══ DATA TO USE ══

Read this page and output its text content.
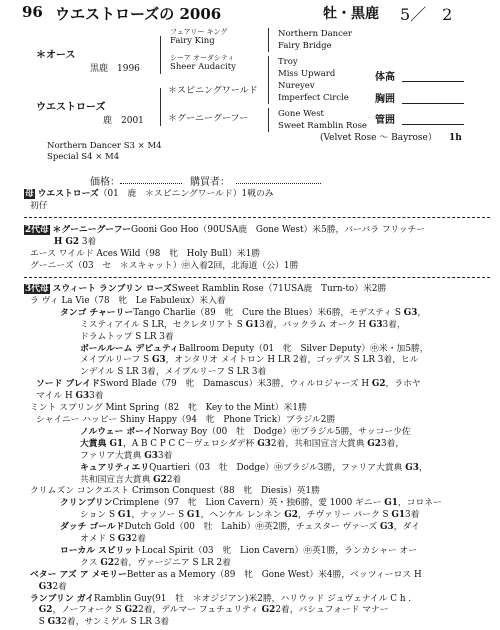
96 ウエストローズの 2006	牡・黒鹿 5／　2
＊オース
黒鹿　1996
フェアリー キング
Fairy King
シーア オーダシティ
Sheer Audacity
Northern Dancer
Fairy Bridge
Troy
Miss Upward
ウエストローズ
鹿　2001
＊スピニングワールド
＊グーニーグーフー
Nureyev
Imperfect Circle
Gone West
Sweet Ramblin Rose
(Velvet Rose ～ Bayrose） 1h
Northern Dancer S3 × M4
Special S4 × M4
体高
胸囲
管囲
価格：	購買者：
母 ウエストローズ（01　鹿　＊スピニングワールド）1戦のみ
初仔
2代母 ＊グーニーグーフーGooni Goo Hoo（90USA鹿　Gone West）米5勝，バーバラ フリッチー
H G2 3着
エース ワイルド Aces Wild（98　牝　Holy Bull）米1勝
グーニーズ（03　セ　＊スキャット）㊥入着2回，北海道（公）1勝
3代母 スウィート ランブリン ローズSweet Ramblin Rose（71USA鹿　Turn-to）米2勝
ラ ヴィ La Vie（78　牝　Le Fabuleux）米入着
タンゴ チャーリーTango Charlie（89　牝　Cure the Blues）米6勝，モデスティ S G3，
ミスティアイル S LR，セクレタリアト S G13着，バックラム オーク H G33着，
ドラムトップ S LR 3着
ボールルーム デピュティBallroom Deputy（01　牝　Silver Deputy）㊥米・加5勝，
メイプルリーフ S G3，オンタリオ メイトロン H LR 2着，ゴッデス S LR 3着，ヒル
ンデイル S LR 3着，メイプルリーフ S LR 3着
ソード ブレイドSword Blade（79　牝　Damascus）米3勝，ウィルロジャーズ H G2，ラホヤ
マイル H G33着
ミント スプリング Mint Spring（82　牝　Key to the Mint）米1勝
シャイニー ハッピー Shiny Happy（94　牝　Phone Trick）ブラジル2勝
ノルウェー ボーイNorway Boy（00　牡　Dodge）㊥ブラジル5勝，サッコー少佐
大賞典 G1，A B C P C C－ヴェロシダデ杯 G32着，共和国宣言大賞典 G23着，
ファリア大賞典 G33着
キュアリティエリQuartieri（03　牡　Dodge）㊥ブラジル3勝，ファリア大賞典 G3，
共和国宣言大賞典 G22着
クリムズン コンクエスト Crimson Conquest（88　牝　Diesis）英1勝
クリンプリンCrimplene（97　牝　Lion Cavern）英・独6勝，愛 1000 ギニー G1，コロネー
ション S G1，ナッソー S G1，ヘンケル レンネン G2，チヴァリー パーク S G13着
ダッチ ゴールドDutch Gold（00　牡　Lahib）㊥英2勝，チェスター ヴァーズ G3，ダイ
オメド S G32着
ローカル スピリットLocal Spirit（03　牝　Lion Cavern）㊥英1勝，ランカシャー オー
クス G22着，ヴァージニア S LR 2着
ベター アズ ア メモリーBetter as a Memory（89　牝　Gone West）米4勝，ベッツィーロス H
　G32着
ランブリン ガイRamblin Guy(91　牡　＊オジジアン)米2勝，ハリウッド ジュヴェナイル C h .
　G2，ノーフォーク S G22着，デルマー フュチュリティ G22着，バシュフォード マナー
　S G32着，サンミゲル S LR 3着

═══
══ DATA TO USE ══

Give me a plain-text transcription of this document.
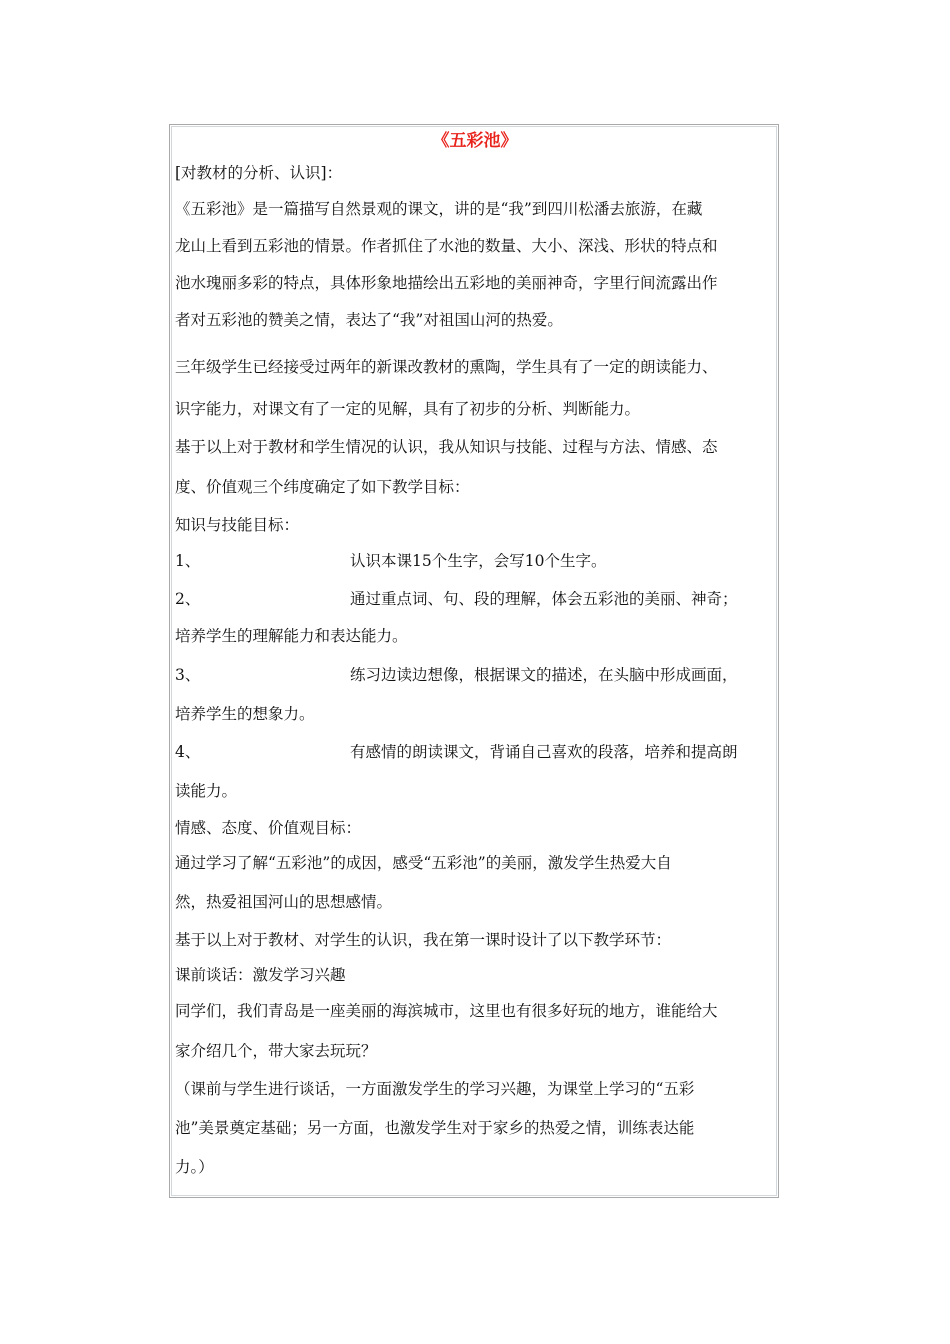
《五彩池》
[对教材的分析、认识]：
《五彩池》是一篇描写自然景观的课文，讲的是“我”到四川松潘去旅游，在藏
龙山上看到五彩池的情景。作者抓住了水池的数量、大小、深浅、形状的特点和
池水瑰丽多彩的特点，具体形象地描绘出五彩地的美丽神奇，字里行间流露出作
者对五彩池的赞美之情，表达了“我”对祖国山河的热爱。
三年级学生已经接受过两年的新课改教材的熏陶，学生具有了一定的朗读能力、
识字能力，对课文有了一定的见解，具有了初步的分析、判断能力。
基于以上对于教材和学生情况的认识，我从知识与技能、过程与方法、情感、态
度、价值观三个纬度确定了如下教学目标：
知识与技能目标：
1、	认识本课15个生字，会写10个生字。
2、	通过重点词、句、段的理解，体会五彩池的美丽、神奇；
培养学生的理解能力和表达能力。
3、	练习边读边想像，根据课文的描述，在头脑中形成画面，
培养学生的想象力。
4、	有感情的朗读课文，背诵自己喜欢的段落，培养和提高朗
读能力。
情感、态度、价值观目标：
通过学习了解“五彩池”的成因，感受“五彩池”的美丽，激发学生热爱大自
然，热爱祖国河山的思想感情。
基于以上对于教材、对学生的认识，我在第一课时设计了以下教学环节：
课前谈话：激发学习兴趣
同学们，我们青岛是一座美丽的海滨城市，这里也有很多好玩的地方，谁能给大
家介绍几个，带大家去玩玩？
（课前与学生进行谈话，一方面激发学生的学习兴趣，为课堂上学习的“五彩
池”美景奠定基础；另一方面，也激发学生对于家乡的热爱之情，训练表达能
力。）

═══
══ DATA TO USE ══

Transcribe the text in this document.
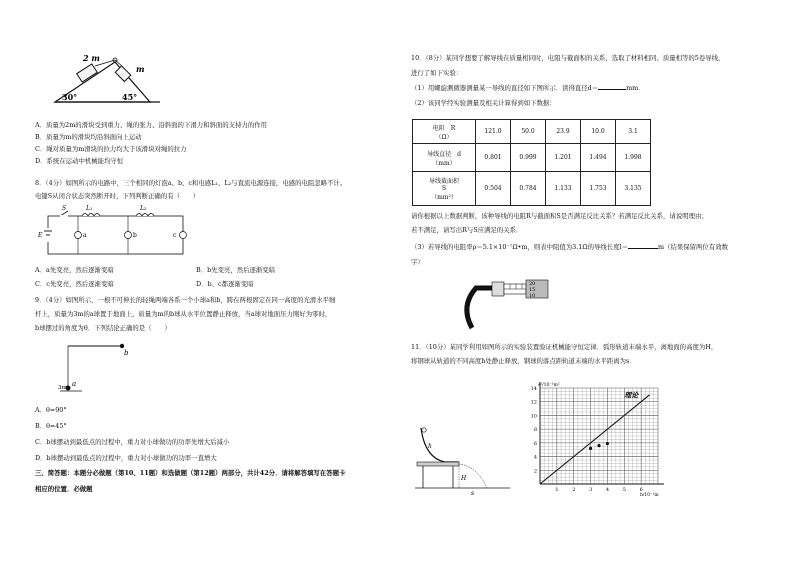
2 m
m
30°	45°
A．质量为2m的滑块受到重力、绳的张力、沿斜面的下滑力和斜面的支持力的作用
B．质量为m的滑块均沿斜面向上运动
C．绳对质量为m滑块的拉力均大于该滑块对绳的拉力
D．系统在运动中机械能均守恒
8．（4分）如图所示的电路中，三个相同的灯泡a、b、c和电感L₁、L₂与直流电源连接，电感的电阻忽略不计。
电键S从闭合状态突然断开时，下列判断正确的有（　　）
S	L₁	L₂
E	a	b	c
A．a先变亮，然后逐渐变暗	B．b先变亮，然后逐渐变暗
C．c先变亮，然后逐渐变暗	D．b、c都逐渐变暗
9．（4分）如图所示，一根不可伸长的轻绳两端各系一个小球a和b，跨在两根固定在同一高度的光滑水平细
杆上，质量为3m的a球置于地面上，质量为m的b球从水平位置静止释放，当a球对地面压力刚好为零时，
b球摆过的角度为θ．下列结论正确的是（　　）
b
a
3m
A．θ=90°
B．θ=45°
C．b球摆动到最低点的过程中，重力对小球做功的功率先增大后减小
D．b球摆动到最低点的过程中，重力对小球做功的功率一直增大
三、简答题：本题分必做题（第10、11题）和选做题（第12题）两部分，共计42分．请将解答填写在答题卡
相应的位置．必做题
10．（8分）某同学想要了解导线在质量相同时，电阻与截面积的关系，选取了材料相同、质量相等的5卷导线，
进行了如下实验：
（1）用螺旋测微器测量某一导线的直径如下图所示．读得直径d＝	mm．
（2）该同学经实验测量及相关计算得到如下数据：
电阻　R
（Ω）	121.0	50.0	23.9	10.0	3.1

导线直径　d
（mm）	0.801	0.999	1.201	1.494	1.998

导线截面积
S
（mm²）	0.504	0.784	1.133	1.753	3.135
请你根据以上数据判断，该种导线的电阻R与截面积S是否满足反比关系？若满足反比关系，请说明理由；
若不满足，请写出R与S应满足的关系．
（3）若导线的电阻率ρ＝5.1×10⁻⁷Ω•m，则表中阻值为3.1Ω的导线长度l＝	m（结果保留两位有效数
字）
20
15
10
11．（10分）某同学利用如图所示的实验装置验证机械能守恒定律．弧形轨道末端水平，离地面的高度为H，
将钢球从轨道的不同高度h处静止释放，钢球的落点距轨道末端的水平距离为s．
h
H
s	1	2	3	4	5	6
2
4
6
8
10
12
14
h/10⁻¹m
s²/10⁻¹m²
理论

═══

> _TASK PROMPT_:
Scan the material line by line and report each one that contains "ランブリン".

> _RESULT_:
3代母 スウィート ランブリン ローズSweet Ramblin Rose（71USA鹿　Turn-to）米2勝
ランブリン ガイRamblin Guy(91　牡　＊オジジアン)米2勝，ハリウッド ジュヴェナイル C h .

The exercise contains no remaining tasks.